What this task involves – Reproduce all of the data that follows, character for character.

(Items from a data source)
** Start **

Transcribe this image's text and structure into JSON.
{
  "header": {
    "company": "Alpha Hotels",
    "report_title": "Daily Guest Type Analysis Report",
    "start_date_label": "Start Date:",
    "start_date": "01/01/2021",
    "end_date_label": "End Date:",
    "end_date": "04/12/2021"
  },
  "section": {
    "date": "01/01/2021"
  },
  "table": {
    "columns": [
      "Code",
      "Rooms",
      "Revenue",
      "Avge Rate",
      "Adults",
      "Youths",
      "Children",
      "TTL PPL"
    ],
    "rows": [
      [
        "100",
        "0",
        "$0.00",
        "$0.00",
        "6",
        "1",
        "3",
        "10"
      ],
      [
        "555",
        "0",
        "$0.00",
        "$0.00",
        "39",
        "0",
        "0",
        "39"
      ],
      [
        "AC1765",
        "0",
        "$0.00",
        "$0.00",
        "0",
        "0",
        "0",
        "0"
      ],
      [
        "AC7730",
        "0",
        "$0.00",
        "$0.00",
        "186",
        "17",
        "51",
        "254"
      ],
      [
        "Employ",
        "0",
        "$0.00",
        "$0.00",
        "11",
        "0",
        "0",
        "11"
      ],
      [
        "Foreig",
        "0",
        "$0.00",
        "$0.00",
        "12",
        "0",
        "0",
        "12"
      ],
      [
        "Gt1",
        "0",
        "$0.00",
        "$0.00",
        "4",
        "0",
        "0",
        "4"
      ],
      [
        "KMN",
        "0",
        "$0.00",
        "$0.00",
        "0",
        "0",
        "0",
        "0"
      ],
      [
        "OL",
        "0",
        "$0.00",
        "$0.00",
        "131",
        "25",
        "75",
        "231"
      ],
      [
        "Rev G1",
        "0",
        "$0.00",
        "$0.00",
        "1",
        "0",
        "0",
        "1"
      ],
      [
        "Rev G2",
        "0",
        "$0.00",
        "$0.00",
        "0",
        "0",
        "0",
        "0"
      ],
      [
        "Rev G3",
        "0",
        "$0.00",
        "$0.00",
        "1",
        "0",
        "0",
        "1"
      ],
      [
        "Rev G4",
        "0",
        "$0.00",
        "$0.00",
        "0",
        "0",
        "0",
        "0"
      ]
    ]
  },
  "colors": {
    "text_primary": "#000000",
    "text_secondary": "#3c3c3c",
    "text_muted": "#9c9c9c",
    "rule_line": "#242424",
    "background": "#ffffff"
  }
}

** End **

Complete answer –
Transcribe this image's text and structure into JSON.
{
  "header": {
    "company": "Alpha Hotels",
    "report_title": "Daily Guest Type Analysis Report",
    "start_date_label": "Start Date:",
    "start_date": "01/01/2021",
    "end_date_label": "End Date:",
    "end_date": "04/12/2021"
  },
  "section": {
    "date": "01/01/2021"
  },
  "table": {
    "columns": [
      "Code",
      "Rooms",
      "Revenue",
      "Avge Rate",
      "Adults",
      "Youths",
      "Children",
      "TTL PPL"
    ],
    "rows": [
      [
        "100",
        "0",
        "$0.00",
        "$0.00",
        "6",
        "1",
        "3",
        "10"
      ],
      [
        "555",
        "0",
        "$0.00",
        "$0.00",
        "39",
        "0",
        "0",
        "39"
      ],
      [
        "AC1765",
        "0",
        "$0.00",
        "$0.00",
        "0",
        "0",
        "0",
        "0"
      ],
      [
        "AC7730",
        "0",
        "$0.00",
        "$0.00",
        "186",
        "17",
        "51",
        "254"
      ],
      [
        "Employ",
        "0",
        "$0.00",
        "$0.00",
        "11",
        "0",
        "0",
        "11"
      ],
      [
        "Foreig",
        "0",
        "$0.00",
        "$0.00",
        "12",
        "0",
        "0",
        "12"
      ],
      [
        "Gt1",
        "0",
        "$0.00",
        "$0.00",
        "4",
        "0",
        "0",
        "4"
      ],
      [
        "KMN",
        "0",
        "$0.00",
        "$0.00",
        "0",
        "0",
        "0",
        "0"
      ],
      [
        "OL",
        "0",
        "$0.00",
        "$0.00",
        "131",
        "25",
        "75",
        "231"
      ],
      [
        "Rev G1",
        "0",
        "$0.00",
        "$0.00",
        "1",
        "0",
        "0",
        "1"
      ],
      [
        "Rev G2",
        "0",
        "$0.00",
        "$0.00",
        "0",
        "0",
        "0",
        "0"
      ],
      [
        "Rev G3",
        "0",
        "$0.00",
        "$0.00",
        "1",
        "0",
        "0",
        "1"
      ],
      [
        "Rev G4",
        "0",
        "$0.00",
        "$0.00",
        "0",
        "0",
        "0",
        "0"
      ]
    ]
  },
  "colors": {
    "text_primary": "#000000",
    "text_secondary": "#3c3c3c",
    "text_muted": "#9c9c9c",
    "rule_line": "#242424",
    "background": "#ffffff"
  }
}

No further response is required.